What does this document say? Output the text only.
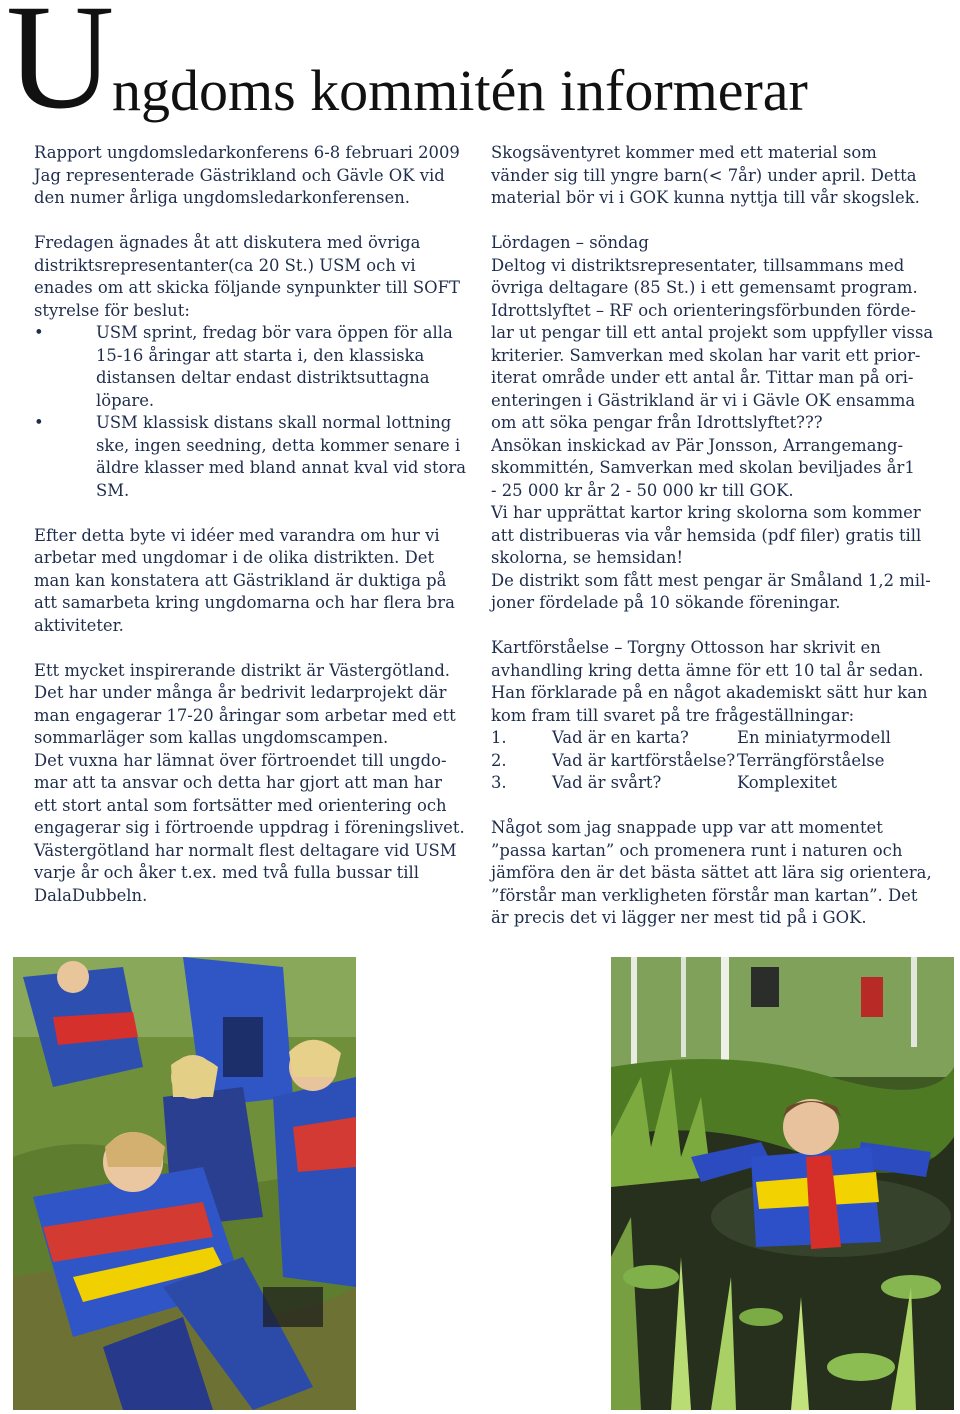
U
ngdoms kommitén informerar

Rapport ungdomsledarkonferens 6-8 februari 2009
Jag representerade Gästrikland och Gävle OK vid
den numer årliga ungdomsledarkonferensen.

Fredagen ägnades åt att diskutera med övriga
distriktsrepresentanter(ca 20 St.) USM och vi
enades om att skicka följande synpunkter till SOFT
styrelse för beslut:

•	USM sprint, fredag bör vara öppen för alla
15-16 åringar att starta i, den klassiska
distansen deltar endast distriktsuttagna
löpare.
•	USM klassisk distans skall normal lottning
ske, ingen seedning, detta kommer senare i
äldre klasser med bland annat kval vid stora
SM.

Efter detta byte vi idéer med varandra om hur vi
arbetar med ungdomar i de olika distrikten. Det
man kan konstatera att Gästrikland är duktiga på
att samarbeta kring ungdomarna och har flera bra
aktiviteter.

Ett mycket inspirerande distrikt är Västergötland.
Det har under många år bedrivit ledarprojekt där
man engagerar 17-20 åringar som arbetar med ett
sommarläger som kallas ungdomscampen.
Det vuxna har lämnat över förtroendet till ungdo-
mar att ta ansvar och detta har gjort att man har
ett stort antal som fortsätter med orientering och
engagerar sig i förtroende uppdrag i föreningslivet.
Västergötland har normalt flest deltagare vid USM
varje år och åker t.ex. med två fulla bussar till
DalaDubbeln.

Skogsäventyret kommer med ett material som
vänder sig till yngre barn(< 7år) under april. Detta
material bör vi i GOK kunna nyttja till vår skogslek.

Lördagen – söndag
Deltog vi distriktsrepresentater, tillsammans med
övriga deltagare (85 St.) i ett gemensamt program.
Idrottslyftet – RF och orienteringsförbunden förde-
lar ut pengar till ett antal projekt som uppfyller vissa
kriterier. Samverkan med skolan har varit ett prior-
iterat område under ett antal år. Tittar man på ori-
enteringen i Gästrikland är vi i Gävle OK ensamma
om att söka pengar från Idrottslyftet???
Ansökan inskickad av Pär Jonsson, Arrangemang-
skommittén, Samverkan med skolan beviljades år1
- 25 000 kr år 2 - 50 000 kr till GOK.
Vi har upprättat kartor kring skolorna som kommer
att distribueras via vår hemsida (pdf filer) gratis till
skolorna, se hemsidan!
De distrikt som fått mest pengar är Småland 1,2 mil-
joner fördelade på 10 sökande föreningar.

Kartförståelse – Torgny Ottosson har skrivit en
avhandling kring detta ämne för ett 10 tal år sedan.
Han förklarade på en något akademiskt sätt hur kan
kom fram till svaret på tre frågeställningar:

1.	Vad är en karta?	En miniatyrmodell
2.	Vad är kartförståelse? Terrängförståelse
3.	Vad är svårt?	Komplexitet

Något som jag snappade upp var att momentet
”passa kartan” och promenera runt i naturen och
jämföra den är det bästa sättet att lära sig orientera,
”förstår man verkligheten förstår man kartan”. Det
är precis det vi lägger ner mest tid på i GOK.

------------------------------

- **Short problem**: Transcribe every entry word for word, but omit the pictures.

- **Output below**:
What does this document say? Output the text only.
U
ngdoms kommitén informerar

Rapport ungdomsledarkonferens 6-8 februari 2009
Jag representerade Gästrikland och Gävle OK vid
den numer årliga ungdomsledarkonferensen.

Fredagen ägnades åt att diskutera med övriga
distriktsrepresentanter(ca 20 St.) USM och vi
enades om att skicka följande synpunkter till SOFT
styrelse för beslut:

•	USM sprint, fredag bör vara öppen för alla
15-16 åringar att starta i, den klassiska
distansen deltar endast distriktsuttagna
löpare.
•	USM klassisk distans skall normal lottning
ske, ingen seedning, detta kommer senare i
äldre klasser med bland annat kval vid stora
SM.

Efter detta byte vi idéer med varandra om hur vi
arbetar med ungdomar i de olika distrikten. Det
man kan konstatera att Gästrikland är duktiga på
att samarbeta kring ungdomarna och har flera bra
aktiviteter.

Ett mycket inspirerande distrikt är Västergötland.
Det har under många år bedrivit ledarprojekt där
man engagerar 17-20 åringar som arbetar med ett
sommarläger som kallas ungdomscampen.
Det vuxna har lämnat över förtroendet till ungdo-
mar att ta ansvar och detta har gjort att man har
ett stort antal som fortsätter med orientering och
engagerar sig i förtroende uppdrag i föreningslivet.
Västergötland har normalt flest deltagare vid USM
varje år och åker t.ex. med två fulla bussar till
DalaDubbeln.

Skogsäventyret kommer med ett material som
vänder sig till yngre barn(< 7år) under april. Detta
material bör vi i GOK kunna nyttja till vår skogslek.

Lördagen – söndag
Deltog vi distriktsrepresentater, tillsammans med
övriga deltagare (85 St.) i ett gemensamt program.
Idrottslyftet – RF och orienteringsförbunden förde-
lar ut pengar till ett antal projekt som uppfyller vissa
kriterier. Samverkan med skolan har varit ett prior-
iterat område under ett antal år. Tittar man på ori-
enteringen i Gästrikland är vi i Gävle OK ensamma
om att söka pengar från Idrottslyftet???
Ansökan inskickad av Pär Jonsson, Arrangemang-
skommittén, Samverkan med skolan beviljades år1
- 25 000 kr år 2 - 50 000 kr till GOK.
Vi har upprättat kartor kring skolorna som kommer
att distribueras via vår hemsida (pdf filer) gratis till
skolorna, se hemsidan!
De distrikt som fått mest pengar är Småland 1,2 mil-
joner fördelade på 10 sökande föreningar.

Kartförståelse – Torgny Ottosson har skrivit en
avhandling kring detta ämne för ett 10 tal år sedan.
Han förklarade på en något akademiskt sätt hur kan
kom fram till svaret på tre frågeställningar:

1.	Vad är en karta?	En miniatyrmodell
2.	Vad är kartförståelse? Terrängförståelse
3.	Vad är svårt?	Komplexitet

Något som jag snappade upp var att momentet
”passa kartan” och promenera runt i naturen och
jämföra den är det bästa sättet att lära sig orientera,
”förstår man verkligheten förstår man kartan”. Det
är precis det vi lägger ner mest tid på i GOK.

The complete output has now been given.